● **PROVIDED DATA**
::::::::
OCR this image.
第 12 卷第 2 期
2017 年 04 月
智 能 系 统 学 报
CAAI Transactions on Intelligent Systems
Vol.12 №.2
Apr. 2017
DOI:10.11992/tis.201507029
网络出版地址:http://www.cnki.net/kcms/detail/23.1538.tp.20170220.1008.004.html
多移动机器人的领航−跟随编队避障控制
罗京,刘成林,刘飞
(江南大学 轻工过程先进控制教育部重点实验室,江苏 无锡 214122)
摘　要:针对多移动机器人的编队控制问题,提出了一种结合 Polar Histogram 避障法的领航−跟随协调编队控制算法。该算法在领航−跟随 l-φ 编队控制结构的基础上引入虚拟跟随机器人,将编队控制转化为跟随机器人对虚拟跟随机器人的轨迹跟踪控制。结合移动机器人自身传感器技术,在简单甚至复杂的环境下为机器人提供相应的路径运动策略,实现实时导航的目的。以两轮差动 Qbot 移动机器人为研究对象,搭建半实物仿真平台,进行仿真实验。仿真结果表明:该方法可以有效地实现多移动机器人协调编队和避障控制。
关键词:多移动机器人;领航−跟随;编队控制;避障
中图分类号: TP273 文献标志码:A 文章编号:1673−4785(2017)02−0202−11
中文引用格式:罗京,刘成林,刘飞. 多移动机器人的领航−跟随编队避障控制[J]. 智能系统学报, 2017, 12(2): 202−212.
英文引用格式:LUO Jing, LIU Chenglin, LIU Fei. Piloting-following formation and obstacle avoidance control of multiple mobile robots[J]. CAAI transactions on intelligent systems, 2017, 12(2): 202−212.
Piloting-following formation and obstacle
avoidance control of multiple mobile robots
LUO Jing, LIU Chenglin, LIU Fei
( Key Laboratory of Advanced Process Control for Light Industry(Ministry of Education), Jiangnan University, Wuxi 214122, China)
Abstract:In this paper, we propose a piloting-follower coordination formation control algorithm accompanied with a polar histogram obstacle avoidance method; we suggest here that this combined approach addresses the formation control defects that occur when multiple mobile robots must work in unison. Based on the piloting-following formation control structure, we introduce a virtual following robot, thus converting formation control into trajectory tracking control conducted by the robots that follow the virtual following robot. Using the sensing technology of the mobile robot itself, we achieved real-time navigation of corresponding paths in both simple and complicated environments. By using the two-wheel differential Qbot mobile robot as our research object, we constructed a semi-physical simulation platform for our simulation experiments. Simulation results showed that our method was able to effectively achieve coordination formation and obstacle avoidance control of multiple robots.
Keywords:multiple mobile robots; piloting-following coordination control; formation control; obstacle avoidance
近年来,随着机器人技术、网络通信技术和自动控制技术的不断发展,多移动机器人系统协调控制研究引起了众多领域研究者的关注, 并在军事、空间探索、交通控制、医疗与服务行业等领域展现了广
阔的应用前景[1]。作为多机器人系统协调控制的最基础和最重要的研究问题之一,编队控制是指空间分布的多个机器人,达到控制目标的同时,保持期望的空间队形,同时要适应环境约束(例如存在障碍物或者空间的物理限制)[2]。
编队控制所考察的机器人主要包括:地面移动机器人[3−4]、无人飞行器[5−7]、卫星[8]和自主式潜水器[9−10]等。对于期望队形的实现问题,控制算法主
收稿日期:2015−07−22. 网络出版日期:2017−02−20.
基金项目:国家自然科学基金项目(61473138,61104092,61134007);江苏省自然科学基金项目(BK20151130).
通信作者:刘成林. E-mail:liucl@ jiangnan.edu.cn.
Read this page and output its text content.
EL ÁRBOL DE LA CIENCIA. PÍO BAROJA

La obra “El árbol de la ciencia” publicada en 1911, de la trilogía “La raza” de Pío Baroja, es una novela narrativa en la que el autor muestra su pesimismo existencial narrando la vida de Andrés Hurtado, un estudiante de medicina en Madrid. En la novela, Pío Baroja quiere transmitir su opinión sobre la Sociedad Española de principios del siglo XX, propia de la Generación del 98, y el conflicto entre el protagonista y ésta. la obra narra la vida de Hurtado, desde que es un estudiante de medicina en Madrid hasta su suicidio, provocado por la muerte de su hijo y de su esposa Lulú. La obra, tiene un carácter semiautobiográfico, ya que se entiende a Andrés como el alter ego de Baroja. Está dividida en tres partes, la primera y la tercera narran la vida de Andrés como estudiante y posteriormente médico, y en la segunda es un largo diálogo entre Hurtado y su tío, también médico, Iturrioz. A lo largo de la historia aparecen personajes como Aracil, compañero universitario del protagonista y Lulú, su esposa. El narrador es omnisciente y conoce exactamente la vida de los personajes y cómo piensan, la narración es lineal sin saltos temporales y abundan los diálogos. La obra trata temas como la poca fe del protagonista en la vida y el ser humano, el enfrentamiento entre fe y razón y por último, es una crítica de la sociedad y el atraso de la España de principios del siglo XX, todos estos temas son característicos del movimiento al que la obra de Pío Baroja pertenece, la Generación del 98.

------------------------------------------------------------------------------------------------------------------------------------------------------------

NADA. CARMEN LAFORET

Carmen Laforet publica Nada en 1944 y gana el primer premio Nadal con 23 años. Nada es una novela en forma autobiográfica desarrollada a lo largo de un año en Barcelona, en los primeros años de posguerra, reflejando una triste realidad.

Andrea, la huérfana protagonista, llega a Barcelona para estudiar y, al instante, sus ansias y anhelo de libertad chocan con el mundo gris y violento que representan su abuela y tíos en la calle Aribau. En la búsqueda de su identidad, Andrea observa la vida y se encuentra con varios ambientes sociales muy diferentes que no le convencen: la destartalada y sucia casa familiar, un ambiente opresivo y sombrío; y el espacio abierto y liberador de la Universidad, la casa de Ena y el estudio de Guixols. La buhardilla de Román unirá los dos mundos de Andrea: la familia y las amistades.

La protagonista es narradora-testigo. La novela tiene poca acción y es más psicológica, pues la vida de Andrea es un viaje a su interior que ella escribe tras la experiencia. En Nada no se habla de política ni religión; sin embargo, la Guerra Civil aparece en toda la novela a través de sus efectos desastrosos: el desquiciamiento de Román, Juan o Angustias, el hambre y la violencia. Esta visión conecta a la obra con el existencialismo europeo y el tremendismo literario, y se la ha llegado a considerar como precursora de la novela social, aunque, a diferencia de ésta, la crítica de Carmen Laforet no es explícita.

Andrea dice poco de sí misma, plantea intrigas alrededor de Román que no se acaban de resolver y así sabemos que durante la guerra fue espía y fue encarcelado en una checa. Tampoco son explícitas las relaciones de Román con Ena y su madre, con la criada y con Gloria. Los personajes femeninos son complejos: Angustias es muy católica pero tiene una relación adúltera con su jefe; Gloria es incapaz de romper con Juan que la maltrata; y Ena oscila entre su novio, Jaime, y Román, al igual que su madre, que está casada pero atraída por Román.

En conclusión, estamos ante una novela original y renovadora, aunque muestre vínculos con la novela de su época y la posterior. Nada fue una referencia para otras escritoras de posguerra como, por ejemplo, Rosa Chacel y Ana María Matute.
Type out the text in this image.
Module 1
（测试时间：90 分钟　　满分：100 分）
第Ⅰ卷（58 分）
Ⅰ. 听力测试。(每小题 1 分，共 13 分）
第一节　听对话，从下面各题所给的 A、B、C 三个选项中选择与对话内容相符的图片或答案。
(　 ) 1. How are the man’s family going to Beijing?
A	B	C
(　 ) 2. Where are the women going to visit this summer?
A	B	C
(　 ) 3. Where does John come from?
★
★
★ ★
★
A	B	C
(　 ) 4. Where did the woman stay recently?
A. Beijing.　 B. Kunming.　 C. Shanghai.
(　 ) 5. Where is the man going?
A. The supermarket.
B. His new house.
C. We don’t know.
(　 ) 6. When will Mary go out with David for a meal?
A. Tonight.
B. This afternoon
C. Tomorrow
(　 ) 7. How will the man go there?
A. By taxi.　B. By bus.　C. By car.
::::::::
● **WHAT TO WORK ON**
The lines above form a set of records; determine how many of them contain the string "Beijing" and give that number alone.

● **SOLUTION FOR THIS PROBLEM**
2